┌──

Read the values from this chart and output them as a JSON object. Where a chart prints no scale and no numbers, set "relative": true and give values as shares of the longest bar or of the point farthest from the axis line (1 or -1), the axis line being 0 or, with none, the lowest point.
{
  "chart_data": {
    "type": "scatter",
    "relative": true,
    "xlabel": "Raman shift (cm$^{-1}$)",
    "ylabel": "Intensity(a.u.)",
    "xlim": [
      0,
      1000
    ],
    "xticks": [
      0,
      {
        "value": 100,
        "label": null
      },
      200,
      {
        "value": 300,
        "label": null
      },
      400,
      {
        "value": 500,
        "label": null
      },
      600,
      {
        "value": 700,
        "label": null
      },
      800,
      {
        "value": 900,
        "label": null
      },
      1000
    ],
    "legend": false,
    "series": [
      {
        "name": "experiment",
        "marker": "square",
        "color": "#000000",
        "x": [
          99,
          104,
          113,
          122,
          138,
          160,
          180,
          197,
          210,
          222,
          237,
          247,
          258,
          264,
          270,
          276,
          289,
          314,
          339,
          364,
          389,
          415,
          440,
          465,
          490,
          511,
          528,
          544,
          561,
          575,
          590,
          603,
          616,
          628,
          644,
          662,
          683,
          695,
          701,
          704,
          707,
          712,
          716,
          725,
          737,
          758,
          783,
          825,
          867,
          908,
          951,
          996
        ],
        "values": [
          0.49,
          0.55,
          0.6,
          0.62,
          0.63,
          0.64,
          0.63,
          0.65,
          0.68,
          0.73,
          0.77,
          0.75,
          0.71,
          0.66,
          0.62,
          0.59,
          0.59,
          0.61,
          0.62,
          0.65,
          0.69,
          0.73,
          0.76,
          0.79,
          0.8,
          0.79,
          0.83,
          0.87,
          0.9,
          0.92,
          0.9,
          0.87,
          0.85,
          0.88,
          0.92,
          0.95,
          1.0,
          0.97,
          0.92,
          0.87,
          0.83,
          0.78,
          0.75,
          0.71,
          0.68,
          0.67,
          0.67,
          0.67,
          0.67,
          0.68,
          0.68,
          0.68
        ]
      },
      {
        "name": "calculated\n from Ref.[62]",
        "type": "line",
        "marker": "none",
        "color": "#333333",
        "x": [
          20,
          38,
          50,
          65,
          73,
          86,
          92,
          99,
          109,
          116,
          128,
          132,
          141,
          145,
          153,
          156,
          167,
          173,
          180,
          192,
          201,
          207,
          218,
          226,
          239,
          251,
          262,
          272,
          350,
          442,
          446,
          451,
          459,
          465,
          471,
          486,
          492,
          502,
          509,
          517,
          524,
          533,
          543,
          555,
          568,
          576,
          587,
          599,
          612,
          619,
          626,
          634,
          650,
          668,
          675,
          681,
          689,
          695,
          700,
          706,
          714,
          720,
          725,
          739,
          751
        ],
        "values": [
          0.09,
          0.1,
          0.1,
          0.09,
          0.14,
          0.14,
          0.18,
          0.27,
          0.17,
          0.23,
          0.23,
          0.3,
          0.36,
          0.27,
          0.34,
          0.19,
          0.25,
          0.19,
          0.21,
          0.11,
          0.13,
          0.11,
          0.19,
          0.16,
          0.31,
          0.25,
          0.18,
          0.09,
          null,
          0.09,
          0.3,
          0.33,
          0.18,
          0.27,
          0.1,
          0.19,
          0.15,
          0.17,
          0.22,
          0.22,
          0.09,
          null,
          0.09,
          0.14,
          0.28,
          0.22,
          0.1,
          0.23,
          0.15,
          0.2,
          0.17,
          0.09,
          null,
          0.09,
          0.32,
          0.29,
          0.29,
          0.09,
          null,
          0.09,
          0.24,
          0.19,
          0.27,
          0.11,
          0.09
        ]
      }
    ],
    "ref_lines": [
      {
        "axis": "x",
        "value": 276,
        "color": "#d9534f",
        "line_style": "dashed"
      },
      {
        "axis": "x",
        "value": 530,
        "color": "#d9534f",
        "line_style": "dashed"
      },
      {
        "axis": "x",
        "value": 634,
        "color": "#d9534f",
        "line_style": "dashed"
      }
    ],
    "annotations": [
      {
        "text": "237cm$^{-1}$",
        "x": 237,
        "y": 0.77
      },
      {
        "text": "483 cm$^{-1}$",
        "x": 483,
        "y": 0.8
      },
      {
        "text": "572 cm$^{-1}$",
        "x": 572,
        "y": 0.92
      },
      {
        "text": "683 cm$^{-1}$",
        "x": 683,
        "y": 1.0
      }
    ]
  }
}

└──

- [What is expected] Count how many lines above include the word "name" and answer with that figure only.

- [Solution to the exercise] 2